─── Material provided

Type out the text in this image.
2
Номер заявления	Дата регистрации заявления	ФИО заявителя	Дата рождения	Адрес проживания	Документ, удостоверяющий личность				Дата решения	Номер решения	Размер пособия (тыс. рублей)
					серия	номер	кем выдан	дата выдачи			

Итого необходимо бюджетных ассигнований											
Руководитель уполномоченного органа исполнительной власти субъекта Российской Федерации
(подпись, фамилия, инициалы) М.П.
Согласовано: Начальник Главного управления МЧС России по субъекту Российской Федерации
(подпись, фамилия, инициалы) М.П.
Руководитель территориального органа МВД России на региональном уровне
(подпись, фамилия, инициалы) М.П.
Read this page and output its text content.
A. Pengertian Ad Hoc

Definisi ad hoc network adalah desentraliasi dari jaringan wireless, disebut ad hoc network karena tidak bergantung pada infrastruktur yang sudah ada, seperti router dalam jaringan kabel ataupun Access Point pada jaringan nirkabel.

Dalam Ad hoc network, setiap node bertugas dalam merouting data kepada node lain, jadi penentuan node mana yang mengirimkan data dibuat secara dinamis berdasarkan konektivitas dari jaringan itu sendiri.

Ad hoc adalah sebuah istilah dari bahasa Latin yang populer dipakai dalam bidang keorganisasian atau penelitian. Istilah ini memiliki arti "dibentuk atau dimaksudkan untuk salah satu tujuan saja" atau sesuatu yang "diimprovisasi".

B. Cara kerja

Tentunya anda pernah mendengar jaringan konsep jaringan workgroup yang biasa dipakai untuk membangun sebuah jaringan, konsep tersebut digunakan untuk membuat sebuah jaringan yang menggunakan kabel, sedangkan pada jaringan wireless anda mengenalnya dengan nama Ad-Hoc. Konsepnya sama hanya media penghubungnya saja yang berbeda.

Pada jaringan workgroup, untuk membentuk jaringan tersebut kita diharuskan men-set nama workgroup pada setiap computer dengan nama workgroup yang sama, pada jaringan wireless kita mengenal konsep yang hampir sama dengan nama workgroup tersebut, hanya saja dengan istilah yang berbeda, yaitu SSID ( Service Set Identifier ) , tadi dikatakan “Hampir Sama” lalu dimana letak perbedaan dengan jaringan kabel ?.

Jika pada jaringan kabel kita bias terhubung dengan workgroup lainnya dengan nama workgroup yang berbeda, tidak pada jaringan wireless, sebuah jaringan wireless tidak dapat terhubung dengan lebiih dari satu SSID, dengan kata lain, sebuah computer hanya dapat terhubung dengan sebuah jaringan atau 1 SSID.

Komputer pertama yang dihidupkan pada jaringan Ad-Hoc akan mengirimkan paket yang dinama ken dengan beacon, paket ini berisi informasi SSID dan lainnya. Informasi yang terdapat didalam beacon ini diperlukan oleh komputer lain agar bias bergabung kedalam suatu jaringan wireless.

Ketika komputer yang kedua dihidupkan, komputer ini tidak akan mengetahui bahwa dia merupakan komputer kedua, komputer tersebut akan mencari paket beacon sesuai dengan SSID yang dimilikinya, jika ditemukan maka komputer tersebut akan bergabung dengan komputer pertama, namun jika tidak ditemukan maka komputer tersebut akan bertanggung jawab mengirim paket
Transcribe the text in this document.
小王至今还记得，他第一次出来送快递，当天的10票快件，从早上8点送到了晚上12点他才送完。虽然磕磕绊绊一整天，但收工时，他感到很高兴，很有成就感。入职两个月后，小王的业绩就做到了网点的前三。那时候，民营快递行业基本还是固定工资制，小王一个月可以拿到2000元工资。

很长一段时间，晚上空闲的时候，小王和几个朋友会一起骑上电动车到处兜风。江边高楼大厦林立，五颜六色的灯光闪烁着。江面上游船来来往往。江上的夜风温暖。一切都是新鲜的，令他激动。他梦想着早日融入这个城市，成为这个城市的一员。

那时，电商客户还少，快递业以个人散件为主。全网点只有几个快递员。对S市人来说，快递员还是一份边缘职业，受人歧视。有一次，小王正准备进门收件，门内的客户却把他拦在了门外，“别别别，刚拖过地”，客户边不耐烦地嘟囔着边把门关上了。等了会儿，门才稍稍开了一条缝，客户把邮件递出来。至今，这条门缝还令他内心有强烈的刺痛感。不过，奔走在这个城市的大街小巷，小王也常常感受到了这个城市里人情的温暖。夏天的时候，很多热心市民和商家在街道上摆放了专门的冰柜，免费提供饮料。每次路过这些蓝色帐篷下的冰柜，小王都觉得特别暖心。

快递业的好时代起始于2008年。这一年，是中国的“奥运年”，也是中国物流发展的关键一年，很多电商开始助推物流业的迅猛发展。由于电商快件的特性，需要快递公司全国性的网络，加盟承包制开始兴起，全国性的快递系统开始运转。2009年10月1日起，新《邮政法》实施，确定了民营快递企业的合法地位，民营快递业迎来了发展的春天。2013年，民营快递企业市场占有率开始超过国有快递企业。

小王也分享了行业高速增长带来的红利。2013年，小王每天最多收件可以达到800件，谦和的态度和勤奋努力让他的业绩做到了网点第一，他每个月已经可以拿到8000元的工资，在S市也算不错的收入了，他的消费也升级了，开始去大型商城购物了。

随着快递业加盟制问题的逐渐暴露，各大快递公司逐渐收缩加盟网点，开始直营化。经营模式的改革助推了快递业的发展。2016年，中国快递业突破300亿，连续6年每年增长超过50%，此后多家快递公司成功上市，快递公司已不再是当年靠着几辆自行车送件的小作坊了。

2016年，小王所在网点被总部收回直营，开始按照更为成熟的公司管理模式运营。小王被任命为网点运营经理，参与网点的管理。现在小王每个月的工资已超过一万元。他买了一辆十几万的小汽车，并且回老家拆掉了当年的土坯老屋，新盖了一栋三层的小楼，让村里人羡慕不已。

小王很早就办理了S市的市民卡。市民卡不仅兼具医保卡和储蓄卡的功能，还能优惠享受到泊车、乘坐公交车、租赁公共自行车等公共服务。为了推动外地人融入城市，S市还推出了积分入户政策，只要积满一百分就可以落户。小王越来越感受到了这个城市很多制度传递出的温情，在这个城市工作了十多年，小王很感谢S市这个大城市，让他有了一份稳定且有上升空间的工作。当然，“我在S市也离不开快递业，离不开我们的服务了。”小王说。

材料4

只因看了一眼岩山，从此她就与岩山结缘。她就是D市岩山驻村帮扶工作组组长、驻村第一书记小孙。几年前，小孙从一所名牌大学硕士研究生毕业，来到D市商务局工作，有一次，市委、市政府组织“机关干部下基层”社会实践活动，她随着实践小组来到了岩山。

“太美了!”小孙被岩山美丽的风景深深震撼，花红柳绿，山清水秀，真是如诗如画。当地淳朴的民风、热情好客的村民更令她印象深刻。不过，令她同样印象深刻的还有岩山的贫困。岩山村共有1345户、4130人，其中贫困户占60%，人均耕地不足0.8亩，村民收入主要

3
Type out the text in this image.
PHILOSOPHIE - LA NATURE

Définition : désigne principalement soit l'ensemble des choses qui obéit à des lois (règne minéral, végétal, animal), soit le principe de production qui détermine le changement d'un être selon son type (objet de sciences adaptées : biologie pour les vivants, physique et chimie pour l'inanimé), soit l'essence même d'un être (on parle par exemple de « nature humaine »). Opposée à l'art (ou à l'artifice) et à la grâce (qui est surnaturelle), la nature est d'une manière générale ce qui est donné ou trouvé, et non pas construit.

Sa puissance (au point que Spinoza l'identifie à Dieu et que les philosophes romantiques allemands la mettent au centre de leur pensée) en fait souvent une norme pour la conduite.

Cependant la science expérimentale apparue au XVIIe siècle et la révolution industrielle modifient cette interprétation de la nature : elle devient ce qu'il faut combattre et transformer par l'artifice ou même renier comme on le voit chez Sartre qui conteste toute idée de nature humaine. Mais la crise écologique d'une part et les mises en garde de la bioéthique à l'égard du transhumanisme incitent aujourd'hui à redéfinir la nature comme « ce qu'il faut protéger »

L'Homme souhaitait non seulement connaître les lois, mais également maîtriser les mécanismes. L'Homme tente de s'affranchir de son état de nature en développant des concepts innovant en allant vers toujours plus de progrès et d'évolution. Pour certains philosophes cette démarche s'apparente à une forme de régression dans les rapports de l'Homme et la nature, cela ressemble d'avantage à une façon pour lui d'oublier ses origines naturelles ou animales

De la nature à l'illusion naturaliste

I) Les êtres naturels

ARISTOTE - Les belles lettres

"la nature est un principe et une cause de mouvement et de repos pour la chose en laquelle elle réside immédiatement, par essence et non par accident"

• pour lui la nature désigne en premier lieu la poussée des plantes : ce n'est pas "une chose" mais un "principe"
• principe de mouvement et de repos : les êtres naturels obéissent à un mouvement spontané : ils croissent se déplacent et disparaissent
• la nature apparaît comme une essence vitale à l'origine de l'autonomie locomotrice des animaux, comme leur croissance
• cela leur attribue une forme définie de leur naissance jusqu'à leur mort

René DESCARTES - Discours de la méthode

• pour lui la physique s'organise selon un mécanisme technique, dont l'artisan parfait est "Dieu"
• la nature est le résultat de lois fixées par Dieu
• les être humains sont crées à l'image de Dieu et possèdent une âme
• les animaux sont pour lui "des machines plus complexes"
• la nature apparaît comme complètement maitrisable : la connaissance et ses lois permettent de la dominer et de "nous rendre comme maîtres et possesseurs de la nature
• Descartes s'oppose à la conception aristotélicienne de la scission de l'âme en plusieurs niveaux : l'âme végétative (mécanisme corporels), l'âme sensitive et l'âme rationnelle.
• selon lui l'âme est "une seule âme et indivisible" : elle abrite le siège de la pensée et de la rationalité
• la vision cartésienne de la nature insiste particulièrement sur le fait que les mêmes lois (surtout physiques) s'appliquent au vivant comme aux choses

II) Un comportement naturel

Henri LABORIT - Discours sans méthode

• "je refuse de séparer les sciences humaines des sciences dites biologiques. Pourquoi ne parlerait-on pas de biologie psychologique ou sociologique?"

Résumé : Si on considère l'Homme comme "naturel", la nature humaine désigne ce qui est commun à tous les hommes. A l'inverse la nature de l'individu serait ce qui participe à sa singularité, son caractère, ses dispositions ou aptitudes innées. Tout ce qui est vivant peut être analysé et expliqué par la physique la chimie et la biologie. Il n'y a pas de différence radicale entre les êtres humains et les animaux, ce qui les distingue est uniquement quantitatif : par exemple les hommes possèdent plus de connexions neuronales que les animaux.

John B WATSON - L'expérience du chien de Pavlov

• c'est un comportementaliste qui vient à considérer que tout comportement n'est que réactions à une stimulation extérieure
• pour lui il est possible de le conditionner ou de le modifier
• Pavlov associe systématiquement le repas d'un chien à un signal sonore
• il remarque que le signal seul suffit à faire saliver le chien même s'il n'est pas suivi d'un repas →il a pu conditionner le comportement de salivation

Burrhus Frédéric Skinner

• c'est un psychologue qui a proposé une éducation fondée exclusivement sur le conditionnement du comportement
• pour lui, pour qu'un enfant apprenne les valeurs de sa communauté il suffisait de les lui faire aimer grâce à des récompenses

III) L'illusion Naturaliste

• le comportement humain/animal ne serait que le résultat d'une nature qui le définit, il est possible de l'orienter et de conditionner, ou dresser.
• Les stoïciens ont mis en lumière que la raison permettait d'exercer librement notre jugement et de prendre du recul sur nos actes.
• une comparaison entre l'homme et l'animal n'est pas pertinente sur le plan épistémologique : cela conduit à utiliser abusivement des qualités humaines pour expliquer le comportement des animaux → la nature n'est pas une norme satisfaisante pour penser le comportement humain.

──────

◆ **Prompt**
Every line that holds the string "computer" should be returned.

◆ **Reply**
Pada jaringan workgroup, untuk membentuk jaringan tersebut kita diharuskan men-set nama workgroup pada setiap computer dengan nama workgroup yang sama, pada jaringan wireless kita mengenal konsep yang hampir sama dengan nama workgroup tersebut, hanya saja dengan istilah yang berbeda, yaitu SSID ( Service Set Identifier ) , tadi dikatakan “Hampir Sama” lalu dimana letak perbedaan dengan jaringan kabel ?.
Jika pada jaringan kabel kita bias terhubung dengan workgroup lainnya dengan nama workgroup yang berbeda, tidak pada jaringan wireless, sebuah jaringan wireless tidak dapat terhubung dengan lebiih dari satu SSID, dengan kata lain, sebuah computer hanya dapat terhubung dengan sebuah jaringan atau 1 SSID.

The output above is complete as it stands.